**TASK GOAL**
The records that follow must be repeated verbatim, every one of them.
==================================================
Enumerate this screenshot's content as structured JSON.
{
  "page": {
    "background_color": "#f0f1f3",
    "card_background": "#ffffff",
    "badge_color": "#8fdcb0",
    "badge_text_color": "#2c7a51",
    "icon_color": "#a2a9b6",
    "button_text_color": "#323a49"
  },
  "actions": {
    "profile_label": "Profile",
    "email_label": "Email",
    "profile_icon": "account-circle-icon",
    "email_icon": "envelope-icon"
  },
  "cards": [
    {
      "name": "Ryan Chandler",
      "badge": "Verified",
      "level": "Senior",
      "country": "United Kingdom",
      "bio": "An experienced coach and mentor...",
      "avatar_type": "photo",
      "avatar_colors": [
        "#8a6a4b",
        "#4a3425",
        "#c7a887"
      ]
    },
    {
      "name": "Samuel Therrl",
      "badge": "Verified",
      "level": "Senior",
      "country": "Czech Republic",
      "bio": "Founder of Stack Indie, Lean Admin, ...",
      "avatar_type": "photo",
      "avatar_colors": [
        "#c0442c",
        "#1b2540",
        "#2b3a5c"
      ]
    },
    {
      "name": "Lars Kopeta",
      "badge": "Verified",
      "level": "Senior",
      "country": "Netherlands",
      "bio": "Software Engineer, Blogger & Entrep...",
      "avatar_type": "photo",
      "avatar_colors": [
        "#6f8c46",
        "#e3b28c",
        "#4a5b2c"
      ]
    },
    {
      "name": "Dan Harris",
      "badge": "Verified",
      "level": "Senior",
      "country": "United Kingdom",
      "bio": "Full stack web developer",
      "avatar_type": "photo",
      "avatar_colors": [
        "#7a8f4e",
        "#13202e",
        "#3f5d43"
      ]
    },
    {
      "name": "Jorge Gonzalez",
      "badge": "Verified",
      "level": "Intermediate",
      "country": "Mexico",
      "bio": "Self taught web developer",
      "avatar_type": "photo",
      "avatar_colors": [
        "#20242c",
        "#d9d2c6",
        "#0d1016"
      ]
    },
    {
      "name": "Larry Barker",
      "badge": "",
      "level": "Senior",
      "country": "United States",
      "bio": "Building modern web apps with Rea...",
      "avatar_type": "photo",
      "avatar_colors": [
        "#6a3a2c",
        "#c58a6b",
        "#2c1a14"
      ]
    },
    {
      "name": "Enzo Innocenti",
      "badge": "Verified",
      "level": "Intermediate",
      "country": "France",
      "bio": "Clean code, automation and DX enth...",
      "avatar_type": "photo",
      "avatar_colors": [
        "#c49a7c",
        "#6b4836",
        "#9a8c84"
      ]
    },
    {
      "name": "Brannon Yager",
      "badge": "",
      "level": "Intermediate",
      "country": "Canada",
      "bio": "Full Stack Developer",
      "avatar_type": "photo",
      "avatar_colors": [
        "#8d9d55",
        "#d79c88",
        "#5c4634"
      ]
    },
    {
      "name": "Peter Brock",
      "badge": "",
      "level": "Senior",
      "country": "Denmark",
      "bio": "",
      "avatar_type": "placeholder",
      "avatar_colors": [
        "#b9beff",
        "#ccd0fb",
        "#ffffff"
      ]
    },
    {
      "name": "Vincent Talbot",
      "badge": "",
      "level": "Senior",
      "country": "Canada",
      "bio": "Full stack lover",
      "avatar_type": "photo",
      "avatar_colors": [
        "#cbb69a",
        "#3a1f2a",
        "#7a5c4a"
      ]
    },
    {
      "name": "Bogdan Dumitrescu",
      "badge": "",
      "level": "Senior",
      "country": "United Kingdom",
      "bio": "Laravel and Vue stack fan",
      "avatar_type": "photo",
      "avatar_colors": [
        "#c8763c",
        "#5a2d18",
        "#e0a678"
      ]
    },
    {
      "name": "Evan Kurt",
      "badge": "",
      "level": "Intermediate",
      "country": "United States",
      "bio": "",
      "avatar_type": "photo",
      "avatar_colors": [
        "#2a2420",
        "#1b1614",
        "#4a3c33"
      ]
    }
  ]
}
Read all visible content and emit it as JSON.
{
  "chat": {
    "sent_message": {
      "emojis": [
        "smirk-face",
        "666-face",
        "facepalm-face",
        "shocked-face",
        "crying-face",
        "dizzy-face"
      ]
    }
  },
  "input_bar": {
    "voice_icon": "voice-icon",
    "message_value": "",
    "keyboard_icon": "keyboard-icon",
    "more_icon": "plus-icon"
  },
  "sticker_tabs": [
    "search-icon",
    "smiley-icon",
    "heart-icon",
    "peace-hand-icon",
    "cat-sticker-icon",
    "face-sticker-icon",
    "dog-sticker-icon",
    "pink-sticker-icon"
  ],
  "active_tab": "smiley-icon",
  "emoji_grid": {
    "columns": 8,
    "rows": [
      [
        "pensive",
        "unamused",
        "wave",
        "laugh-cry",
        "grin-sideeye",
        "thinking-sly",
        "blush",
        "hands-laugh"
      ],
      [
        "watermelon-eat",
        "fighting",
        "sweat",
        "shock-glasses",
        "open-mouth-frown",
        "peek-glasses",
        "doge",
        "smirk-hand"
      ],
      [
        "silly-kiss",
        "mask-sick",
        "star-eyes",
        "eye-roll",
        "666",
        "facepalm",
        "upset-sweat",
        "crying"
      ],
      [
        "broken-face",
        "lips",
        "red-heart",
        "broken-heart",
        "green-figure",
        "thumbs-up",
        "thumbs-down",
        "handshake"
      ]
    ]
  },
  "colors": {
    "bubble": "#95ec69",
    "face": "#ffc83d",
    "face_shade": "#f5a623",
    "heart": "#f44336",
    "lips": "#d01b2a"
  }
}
==================================================
**RESULT FOR THIS TASK**
Enumerate this screenshot's content as structured JSON.
{
  "page": {
    "background_color": "#f0f1f3",
    "card_background": "#ffffff",
    "badge_color": "#8fdcb0",
    "badge_text_color": "#2c7a51",
    "icon_color": "#a2a9b6",
    "button_text_color": "#323a49"
  },
  "actions": {
    "profile_label": "Profile",
    "email_label": "Email",
    "profile_icon": "account-circle-icon",
    "email_icon": "envelope-icon"
  },
  "cards": [
    {
      "name": "Ryan Chandler",
      "badge": "Verified",
      "level": "Senior",
      "country": "United Kingdom",
      "bio": "An experienced coach and mentor...",
      "avatar_type": "photo",
      "avatar_colors": [
        "#8a6a4b",
        "#4a3425",
        "#c7a887"
      ]
    },
    {
      "name": "Samuel Therrl",
      "badge": "Verified",
      "level": "Senior",
      "country": "Czech Republic",
      "bio": "Founder of Stack Indie, Lean Admin, ...",
      "avatar_type": "photo",
      "avatar_colors": [
        "#c0442c",
        "#1b2540",
        "#2b3a5c"
      ]
    },
    {
      "name": "Lars Kopeta",
      "badge": "Verified",
      "level": "Senior",
      "country": "Netherlands",
      "bio": "Software Engineer, Blogger & Entrep...",
      "avatar_type": "photo",
      "avatar_colors": [
        "#6f8c46",
        "#e3b28c",
        "#4a5b2c"
      ]
    },
    {
      "name": "Dan Harris",
      "badge": "Verified",
      "level": "Senior",
      "country": "United Kingdom",
      "bio": "Full stack web developer",
      "avatar_type": "photo",
      "avatar_colors": [
        "#7a8f4e",
        "#13202e",
        "#3f5d43"
      ]
    },
    {
      "name": "Jorge Gonzalez",
      "badge": "Verified",
      "level": "Intermediate",
      "country": "Mexico",
      "bio": "Self taught web developer",
      "avatar_type": "photo",
      "avatar_colors": [
        "#20242c",
        "#d9d2c6",
        "#0d1016"
      ]
    },
    {
      "name": "Larry Barker",
      "badge": "",
      "level": "Senior",
      "country": "United States",
      "bio": "Building modern web apps with Rea...",
      "avatar_type": "photo",
      "avatar_colors": [
        "#6a3a2c",
        "#c58a6b",
        "#2c1a14"
      ]
    },
    {
      "name": "Enzo Innocenti",
      "badge": "Verified",
      "level": "Intermediate",
      "country": "France",
      "bio": "Clean code, automation and DX enth...",
      "avatar_type": "photo",
      "avatar_colors": [
        "#c49a7c",
        "#6b4836",
        "#9a8c84"
      ]
    },
    {
      "name": "Brannon Yager",
      "badge": "",
      "level": "Intermediate",
      "country": "Canada",
      "bio": "Full Stack Developer",
      "avatar_type": "photo",
      "avatar_colors": [
        "#8d9d55",
        "#d79c88",
        "#5c4634"
      ]
    },
    {
      "name": "Peter Brock",
      "badge": "",
      "level": "Senior",
      "country": "Denmark",
      "bio": "",
      "avatar_type": "placeholder",
      "avatar_colors": [
        "#b9beff",
        "#ccd0fb",
        "#ffffff"
      ]
    },
    {
      "name": "Vincent Talbot",
      "badge": "",
      "level": "Senior",
      "country": "Canada",
      "bio": "Full stack lover",
      "avatar_type": "photo",
      "avatar_colors": [
        "#cbb69a",
        "#3a1f2a",
        "#7a5c4a"
      ]
    },
    {
      "name": "Bogdan Dumitrescu",
      "badge": "",
      "level": "Senior",
      "country": "United Kingdom",
      "bio": "Laravel and Vue stack fan",
      "avatar_type": "photo",
      "avatar_colors": [
        "#c8763c",
        "#5a2d18",
        "#e0a678"
      ]
    },
    {
      "name": "Evan Kurt",
      "badge": "",
      "level": "Intermediate",
      "country": "United States",
      "bio": "",
      "avatar_type": "photo",
      "avatar_colors": [
        "#2a2420",
        "#1b1614",
        "#4a3c33"
      ]
    }
  ]
}
Read all visible content and emit it as JSON.
{
  "chat": {
    "sent_message": {
      "emojis": [
        "smirk-face",
        "666-face",
        "facepalm-face",
        "shocked-face",
        "crying-face",
        "dizzy-face"
      ]
    }
  },
  "input_bar": {
    "voice_icon": "voice-icon",
    "message_value": "",
    "keyboard_icon": "keyboard-icon",
    "more_icon": "plus-icon"
  },
  "sticker_tabs": [
    "search-icon",
    "smiley-icon",
    "heart-icon",
    "peace-hand-icon",
    "cat-sticker-icon",
    "face-sticker-icon",
    "dog-sticker-icon",
    "pink-sticker-icon"
  ],
  "active_tab": "smiley-icon",
  "emoji_grid": {
    "columns": 8,
    "rows": [
      [
        "pensive",
        "unamused",
        "wave",
        "laugh-cry",
        "grin-sideeye",
        "thinking-sly",
        "blush",
        "hands-laugh"
      ],
      [
        "watermelon-eat",
        "fighting",
        "sweat",
        "shock-glasses",
        "open-mouth-frown",
        "peek-glasses",
        "doge",
        "smirk-hand"
      ],
      [
        "silly-kiss",
        "mask-sick",
        "star-eyes",
        "eye-roll",
        "666",
        "facepalm",
        "upset-sweat",
        "crying"
      ],
      [
        "broken-face",
        "lips",
        "red-heart",
        "broken-heart",
        "green-figure",
        "thumbs-up",
        "thumbs-down",
        "handshake"
      ]
    ]
  },
  "colors": {
    "bubble": "#95ec69",
    "face": "#ffc83d",
    "face_shade": "#f5a623",
    "heart": "#f44336",
    "lips": "#d01b2a"
  }
}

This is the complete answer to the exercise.